In the listing that follows, how many lines contain the string "surface"? Provide only the number.

AVAILABLE DATA START

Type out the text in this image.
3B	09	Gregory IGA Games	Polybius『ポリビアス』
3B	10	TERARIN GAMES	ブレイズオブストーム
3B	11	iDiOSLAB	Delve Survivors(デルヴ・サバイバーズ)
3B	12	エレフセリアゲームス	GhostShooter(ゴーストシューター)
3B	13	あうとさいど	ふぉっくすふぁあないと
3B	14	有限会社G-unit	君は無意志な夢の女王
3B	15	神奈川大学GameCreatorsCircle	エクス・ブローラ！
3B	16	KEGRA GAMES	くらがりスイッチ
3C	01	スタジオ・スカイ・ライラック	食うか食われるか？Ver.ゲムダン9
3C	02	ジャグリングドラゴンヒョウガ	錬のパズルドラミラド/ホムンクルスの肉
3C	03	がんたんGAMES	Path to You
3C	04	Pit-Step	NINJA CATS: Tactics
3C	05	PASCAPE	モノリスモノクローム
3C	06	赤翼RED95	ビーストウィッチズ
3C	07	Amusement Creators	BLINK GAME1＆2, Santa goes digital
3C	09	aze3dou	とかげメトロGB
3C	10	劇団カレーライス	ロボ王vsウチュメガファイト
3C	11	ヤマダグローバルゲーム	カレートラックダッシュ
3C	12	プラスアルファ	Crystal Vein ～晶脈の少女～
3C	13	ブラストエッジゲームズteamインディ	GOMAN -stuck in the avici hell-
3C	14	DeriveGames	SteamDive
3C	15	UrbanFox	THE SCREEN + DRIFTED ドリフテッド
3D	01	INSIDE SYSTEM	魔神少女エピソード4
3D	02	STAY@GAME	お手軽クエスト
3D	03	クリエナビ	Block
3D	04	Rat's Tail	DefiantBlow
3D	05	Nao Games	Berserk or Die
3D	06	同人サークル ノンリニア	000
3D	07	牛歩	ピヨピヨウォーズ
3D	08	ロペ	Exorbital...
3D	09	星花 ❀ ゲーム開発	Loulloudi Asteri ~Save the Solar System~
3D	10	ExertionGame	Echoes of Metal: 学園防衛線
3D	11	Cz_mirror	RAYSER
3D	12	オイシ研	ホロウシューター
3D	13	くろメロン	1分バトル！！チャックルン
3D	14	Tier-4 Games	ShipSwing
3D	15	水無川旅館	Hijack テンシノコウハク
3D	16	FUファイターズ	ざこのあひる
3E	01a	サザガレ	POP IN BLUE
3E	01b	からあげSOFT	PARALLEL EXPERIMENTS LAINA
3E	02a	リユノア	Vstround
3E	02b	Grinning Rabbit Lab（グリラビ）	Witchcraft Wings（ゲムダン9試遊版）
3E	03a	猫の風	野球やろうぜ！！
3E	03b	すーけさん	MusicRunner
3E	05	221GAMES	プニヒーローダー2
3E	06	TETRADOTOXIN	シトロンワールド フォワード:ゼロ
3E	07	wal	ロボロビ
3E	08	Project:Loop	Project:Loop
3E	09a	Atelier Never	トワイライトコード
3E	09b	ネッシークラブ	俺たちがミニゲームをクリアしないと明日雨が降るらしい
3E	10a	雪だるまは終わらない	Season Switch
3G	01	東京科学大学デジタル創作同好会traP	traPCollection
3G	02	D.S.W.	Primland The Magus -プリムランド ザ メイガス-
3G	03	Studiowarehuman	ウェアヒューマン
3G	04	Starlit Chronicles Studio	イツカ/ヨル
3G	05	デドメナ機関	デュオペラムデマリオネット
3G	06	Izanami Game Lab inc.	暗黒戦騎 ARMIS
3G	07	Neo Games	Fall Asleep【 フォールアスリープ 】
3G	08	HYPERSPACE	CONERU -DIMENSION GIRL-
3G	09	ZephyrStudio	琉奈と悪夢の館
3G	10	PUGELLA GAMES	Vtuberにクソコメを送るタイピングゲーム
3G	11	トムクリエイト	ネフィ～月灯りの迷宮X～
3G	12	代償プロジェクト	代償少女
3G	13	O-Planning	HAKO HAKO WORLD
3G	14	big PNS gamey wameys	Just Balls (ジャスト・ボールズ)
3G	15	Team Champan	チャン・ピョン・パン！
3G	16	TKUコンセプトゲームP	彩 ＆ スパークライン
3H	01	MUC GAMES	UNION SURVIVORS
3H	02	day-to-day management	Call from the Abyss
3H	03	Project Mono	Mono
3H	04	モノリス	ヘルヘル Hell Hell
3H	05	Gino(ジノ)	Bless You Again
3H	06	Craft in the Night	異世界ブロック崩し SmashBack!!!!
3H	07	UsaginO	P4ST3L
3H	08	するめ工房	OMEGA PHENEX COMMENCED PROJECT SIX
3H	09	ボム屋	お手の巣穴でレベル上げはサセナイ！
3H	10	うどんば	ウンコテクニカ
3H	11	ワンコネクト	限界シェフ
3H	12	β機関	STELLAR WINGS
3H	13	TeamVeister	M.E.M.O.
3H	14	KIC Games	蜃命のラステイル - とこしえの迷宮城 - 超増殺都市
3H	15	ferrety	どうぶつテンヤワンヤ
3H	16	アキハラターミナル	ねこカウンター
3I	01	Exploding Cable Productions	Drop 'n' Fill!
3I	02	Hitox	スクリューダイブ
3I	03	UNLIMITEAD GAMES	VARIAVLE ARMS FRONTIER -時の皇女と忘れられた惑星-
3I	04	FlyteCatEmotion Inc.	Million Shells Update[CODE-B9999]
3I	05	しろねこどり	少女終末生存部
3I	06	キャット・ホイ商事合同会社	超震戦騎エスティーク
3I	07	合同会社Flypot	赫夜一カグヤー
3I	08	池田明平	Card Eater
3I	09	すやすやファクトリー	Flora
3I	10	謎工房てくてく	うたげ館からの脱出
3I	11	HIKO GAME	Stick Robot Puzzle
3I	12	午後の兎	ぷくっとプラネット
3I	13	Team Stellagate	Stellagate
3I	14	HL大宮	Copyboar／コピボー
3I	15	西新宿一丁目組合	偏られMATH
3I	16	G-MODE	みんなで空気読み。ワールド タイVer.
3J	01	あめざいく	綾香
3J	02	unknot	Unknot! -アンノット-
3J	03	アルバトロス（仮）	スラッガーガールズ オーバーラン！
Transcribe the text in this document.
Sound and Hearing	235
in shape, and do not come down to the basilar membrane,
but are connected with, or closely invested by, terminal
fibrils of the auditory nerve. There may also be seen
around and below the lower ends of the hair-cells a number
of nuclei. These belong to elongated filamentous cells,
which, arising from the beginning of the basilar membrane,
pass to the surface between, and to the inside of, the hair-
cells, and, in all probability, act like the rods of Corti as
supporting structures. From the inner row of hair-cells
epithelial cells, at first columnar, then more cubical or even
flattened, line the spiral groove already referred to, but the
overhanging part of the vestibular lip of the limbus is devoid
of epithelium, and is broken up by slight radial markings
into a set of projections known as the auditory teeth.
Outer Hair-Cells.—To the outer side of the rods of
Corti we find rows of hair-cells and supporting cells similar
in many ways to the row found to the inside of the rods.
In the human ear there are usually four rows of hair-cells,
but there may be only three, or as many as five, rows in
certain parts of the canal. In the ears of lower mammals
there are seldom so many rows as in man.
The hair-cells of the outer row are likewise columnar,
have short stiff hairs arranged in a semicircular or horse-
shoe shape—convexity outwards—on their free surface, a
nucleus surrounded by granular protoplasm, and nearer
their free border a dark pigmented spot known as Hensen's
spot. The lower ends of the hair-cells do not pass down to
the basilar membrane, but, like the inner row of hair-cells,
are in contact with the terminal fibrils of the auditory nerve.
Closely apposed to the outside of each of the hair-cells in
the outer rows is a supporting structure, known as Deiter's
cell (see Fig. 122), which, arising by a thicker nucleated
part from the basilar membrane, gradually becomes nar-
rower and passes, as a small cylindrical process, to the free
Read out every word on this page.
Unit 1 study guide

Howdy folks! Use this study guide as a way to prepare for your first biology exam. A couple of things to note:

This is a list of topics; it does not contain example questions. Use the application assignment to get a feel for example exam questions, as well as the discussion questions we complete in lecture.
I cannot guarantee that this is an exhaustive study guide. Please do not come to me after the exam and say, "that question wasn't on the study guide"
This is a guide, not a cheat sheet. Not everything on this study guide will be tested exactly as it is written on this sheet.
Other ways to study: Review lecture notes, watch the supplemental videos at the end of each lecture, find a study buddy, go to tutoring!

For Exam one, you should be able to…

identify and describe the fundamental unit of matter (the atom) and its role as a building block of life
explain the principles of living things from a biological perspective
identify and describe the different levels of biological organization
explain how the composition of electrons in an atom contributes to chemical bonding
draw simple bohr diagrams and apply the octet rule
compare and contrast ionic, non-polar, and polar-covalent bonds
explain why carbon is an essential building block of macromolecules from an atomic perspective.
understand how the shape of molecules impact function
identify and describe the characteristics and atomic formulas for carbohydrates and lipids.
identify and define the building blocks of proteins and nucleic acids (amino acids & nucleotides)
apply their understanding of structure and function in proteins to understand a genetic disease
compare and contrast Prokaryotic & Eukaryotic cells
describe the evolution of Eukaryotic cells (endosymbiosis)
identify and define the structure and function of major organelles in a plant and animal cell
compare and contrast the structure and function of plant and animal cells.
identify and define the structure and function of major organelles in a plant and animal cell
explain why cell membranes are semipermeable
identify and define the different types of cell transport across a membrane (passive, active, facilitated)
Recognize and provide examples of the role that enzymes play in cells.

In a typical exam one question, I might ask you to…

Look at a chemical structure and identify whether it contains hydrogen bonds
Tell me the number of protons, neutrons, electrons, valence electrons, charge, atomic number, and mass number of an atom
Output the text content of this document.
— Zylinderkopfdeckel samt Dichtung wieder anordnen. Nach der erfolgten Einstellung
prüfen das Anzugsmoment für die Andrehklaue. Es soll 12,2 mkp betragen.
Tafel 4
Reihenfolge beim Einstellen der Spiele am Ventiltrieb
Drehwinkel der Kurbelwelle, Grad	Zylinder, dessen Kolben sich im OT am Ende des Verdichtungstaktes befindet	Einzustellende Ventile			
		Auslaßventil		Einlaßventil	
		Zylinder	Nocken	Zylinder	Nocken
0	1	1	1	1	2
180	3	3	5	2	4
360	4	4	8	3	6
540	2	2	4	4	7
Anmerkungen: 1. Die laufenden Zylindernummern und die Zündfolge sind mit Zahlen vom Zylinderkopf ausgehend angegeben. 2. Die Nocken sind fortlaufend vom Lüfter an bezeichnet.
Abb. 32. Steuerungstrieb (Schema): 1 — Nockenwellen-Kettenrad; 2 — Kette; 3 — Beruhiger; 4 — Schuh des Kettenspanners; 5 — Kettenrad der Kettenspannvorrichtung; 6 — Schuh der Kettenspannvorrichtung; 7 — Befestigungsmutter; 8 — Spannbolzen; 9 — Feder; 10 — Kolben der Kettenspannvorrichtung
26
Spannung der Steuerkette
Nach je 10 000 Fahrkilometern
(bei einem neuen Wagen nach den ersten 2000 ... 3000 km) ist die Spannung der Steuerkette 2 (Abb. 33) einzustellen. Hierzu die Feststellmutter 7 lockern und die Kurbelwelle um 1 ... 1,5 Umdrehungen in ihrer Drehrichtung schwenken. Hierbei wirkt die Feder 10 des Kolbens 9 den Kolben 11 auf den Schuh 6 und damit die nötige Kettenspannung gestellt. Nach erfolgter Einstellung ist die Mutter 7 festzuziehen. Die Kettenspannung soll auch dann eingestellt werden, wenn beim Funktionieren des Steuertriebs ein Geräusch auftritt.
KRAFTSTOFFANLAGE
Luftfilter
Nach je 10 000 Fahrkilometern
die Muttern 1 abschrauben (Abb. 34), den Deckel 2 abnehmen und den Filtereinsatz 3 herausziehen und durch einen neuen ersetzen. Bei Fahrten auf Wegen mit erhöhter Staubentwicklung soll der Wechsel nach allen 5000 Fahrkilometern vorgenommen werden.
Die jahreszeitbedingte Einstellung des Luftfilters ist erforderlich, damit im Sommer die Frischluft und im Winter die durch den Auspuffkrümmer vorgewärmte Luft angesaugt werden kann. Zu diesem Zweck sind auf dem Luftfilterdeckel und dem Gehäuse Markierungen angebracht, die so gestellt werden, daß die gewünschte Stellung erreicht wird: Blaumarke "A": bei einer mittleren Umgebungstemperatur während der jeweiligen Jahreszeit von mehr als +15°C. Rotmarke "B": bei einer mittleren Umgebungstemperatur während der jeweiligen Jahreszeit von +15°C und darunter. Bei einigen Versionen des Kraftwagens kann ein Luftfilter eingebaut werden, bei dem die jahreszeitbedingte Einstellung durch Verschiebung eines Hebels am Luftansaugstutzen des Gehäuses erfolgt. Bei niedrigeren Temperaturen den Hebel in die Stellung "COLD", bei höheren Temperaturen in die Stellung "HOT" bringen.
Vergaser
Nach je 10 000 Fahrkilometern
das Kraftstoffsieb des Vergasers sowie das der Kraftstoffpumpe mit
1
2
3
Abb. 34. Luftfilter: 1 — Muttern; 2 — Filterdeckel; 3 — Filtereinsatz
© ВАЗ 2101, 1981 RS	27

AVAILABLE DATA END

_EXERCISE SOLUTION_.
2